» The problem
Go through the listing beneath this task and return every line that carries the string "应收回书刊".

※

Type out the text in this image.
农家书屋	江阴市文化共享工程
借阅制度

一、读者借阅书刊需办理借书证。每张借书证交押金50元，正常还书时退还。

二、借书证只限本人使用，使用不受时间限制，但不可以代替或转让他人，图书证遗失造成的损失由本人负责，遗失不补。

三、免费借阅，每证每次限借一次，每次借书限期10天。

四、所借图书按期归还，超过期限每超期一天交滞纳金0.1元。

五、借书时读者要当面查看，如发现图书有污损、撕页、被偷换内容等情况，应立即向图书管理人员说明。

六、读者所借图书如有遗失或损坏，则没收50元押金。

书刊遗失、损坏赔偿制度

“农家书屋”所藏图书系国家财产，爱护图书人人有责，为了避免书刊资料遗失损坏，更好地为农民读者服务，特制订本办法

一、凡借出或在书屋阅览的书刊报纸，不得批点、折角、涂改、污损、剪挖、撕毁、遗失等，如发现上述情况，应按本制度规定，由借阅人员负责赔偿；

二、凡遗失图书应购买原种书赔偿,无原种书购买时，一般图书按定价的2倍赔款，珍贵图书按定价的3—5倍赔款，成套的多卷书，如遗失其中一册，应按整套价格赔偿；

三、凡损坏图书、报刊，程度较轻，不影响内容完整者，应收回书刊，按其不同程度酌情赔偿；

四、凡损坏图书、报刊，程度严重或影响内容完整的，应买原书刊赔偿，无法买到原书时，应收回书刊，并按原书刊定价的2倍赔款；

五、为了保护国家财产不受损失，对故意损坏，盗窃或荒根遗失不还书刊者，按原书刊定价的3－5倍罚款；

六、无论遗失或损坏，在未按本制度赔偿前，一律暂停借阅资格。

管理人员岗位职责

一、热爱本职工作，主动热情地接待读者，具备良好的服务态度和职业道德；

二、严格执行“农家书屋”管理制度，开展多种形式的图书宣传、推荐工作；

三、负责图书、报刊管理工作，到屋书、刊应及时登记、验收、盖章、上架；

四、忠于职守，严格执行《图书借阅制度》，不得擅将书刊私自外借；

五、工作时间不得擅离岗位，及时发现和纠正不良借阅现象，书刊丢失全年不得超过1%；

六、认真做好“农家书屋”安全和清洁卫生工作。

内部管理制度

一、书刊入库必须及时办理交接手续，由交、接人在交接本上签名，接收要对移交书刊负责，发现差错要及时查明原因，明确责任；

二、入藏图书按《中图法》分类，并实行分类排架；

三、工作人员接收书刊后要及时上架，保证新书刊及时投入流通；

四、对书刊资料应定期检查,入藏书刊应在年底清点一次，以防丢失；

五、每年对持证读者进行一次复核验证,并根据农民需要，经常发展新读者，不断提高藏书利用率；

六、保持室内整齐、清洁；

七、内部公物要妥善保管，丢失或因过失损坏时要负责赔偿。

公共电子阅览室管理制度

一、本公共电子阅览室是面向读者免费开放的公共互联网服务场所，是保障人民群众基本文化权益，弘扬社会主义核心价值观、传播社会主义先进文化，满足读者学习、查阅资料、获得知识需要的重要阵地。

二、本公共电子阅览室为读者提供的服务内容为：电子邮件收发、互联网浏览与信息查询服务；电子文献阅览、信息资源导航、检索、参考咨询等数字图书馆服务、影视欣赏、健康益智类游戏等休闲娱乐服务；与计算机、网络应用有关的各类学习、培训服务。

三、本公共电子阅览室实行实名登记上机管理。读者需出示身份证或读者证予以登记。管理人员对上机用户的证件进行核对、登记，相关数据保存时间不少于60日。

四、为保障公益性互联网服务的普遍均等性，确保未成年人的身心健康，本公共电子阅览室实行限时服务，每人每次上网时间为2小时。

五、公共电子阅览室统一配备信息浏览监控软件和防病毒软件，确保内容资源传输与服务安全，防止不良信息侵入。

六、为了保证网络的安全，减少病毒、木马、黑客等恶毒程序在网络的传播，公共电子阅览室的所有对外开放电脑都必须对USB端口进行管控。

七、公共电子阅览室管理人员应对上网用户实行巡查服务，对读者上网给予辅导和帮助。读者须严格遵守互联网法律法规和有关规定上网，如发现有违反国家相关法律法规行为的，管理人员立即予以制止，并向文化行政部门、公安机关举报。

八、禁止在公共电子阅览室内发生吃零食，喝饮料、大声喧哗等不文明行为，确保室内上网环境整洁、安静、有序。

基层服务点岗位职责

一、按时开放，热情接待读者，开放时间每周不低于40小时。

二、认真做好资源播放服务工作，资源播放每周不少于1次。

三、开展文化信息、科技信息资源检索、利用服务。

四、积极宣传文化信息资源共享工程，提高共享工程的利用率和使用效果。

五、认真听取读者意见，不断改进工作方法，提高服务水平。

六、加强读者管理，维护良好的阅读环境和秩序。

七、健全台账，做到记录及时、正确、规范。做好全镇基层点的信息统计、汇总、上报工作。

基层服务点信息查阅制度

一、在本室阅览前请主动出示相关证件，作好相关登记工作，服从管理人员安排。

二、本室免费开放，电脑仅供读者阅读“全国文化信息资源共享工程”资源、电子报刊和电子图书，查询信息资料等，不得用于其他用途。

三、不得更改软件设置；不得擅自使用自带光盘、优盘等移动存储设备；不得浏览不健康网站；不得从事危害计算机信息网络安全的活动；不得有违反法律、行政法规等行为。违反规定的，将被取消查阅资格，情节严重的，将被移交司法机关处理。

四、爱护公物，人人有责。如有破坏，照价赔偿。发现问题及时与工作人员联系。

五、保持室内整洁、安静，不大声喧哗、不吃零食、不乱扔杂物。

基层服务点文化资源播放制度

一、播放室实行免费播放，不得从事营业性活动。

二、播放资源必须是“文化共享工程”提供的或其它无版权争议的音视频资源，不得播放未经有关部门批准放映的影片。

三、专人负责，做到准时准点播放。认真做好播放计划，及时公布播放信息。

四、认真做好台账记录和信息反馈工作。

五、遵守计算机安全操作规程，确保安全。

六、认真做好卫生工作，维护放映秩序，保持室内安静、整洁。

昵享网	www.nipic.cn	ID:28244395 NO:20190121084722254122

※

» Solution
三、凡损坏图书、报刊，程度较轻，不影响内容完整者，应收回书刊，按其不同程度酌情赔偿；
四、凡损坏图书、报刊，程度严重或影响内容完整的，应买原书刊赔偿，无法买到原书时，应收回书刊，并按原书刊定价的2倍赔款；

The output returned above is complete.